- Exercise material -
- - - -
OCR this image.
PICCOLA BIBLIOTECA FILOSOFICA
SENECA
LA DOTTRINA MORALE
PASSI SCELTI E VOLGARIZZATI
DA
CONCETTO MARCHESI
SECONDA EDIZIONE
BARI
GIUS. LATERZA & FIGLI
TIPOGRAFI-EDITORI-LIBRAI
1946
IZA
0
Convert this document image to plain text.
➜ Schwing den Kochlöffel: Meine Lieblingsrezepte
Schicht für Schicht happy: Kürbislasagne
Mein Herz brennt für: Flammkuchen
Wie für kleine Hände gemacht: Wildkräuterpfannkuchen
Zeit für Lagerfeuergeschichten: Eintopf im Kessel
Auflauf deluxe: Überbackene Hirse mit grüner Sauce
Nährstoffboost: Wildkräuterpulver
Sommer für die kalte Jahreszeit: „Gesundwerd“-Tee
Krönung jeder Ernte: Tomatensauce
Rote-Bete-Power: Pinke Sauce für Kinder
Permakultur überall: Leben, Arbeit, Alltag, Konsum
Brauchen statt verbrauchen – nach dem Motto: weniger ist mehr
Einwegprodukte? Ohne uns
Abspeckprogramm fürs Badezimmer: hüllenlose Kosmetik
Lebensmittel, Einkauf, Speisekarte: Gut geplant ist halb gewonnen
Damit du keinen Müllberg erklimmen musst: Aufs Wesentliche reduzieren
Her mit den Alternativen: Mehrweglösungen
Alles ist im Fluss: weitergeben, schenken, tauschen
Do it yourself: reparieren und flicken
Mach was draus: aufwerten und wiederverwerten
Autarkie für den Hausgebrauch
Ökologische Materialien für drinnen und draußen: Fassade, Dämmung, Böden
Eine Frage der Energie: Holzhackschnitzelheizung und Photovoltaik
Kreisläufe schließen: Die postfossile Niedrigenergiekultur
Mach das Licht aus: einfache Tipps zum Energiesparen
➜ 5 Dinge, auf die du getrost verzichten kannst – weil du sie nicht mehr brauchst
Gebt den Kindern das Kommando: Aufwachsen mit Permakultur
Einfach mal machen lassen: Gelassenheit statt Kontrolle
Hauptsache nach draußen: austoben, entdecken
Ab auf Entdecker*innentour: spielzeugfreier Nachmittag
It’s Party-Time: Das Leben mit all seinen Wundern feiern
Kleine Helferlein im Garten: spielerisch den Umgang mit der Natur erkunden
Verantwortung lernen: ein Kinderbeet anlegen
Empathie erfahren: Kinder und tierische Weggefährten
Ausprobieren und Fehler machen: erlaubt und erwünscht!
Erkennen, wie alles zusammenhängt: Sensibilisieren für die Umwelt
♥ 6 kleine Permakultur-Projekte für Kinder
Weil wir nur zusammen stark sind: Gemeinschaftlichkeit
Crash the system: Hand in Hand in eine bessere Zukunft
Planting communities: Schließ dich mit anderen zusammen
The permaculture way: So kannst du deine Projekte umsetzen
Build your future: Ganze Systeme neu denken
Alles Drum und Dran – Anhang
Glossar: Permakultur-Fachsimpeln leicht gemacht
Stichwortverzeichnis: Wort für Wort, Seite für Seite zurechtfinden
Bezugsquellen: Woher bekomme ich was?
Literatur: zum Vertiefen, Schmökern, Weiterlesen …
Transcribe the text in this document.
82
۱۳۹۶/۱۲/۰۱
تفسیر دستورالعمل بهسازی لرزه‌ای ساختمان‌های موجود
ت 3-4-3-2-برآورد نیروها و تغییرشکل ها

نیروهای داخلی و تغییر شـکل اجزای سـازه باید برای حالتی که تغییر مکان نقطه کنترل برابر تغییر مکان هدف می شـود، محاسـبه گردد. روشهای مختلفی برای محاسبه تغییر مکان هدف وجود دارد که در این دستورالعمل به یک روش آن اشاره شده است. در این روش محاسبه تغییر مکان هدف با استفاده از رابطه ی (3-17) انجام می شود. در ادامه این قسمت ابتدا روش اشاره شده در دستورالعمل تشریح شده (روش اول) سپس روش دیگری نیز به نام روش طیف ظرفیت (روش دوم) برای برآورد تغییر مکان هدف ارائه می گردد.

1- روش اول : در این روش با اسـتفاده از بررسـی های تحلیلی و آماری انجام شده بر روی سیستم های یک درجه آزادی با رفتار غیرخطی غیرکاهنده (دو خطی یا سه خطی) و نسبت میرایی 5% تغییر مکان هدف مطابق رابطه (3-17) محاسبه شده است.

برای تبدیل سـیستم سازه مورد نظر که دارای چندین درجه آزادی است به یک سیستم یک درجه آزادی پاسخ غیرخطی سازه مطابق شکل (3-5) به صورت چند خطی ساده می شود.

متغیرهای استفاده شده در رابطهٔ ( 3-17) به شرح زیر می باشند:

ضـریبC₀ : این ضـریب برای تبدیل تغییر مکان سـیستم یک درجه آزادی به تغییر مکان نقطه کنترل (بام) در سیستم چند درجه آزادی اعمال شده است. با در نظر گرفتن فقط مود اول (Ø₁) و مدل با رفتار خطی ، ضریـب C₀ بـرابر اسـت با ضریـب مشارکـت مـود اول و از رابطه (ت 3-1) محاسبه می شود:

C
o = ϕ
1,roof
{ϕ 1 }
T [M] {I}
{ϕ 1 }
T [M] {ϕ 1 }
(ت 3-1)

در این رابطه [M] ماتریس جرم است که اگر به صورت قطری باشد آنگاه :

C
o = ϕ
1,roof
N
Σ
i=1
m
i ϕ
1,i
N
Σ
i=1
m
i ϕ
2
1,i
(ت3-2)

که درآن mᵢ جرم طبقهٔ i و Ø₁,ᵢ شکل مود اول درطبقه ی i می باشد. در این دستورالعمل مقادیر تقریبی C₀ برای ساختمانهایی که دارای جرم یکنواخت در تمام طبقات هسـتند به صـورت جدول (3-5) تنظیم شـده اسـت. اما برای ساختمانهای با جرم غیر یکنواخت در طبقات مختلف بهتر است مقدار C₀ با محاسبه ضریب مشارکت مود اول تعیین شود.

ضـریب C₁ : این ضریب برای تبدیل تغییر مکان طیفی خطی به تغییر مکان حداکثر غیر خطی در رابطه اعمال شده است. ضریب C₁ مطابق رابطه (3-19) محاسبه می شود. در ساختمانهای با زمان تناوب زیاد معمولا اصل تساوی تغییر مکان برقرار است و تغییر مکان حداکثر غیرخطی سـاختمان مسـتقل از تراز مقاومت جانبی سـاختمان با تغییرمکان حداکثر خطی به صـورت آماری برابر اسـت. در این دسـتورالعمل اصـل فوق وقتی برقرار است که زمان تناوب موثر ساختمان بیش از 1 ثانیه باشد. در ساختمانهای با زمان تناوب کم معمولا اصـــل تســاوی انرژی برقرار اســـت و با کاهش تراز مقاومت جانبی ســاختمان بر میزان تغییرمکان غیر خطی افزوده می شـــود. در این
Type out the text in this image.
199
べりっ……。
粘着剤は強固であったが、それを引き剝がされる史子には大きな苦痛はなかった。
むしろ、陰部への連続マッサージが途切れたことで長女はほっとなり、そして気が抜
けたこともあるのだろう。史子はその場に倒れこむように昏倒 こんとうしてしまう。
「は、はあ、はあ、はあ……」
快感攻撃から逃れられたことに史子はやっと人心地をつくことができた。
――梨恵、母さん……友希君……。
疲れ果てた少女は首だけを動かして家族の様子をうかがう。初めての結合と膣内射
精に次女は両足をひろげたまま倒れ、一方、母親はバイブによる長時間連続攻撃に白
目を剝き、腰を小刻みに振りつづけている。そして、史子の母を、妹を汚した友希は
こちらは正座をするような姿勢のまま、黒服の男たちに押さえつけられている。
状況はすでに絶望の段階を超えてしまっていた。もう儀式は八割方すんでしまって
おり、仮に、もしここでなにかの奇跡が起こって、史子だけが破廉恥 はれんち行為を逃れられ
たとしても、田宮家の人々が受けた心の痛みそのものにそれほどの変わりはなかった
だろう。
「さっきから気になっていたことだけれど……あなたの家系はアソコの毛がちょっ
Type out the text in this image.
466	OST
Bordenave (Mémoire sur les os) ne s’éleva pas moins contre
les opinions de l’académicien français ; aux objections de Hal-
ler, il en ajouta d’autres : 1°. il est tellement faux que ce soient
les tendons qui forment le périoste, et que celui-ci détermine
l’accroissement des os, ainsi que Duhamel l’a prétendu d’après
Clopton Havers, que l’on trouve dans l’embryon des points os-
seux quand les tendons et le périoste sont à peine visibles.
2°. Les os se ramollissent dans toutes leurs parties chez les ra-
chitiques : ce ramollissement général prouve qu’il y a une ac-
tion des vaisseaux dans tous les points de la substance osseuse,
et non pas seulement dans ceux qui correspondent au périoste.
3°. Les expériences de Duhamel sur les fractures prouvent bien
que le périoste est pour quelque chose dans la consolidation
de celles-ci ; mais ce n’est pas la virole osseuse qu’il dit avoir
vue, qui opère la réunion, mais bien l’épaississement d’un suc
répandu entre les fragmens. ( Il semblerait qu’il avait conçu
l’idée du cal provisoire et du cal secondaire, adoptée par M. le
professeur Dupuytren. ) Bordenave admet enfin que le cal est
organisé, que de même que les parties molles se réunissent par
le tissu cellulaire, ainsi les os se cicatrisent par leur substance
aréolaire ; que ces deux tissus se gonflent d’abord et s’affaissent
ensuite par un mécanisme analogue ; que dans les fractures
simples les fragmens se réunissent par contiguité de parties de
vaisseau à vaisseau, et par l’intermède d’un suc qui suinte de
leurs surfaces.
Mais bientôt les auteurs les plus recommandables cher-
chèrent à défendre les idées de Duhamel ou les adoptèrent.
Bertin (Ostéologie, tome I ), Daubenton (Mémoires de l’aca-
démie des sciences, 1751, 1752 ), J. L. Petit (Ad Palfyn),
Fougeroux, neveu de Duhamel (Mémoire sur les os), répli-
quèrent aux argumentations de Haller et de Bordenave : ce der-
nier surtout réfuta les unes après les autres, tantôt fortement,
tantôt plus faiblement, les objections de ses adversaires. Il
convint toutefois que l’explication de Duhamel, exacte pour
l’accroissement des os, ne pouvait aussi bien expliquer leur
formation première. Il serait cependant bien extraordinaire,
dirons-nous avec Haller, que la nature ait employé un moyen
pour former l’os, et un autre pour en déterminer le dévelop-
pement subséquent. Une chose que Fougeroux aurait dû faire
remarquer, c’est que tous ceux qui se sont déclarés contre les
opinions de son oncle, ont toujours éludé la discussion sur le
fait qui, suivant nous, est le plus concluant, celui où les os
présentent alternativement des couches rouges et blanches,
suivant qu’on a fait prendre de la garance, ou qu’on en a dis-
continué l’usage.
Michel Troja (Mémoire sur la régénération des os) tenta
- - - -
- Directive -
Of all the lines in the entries, how many contain the word "draußen"? Give only the number.

- Solution -
2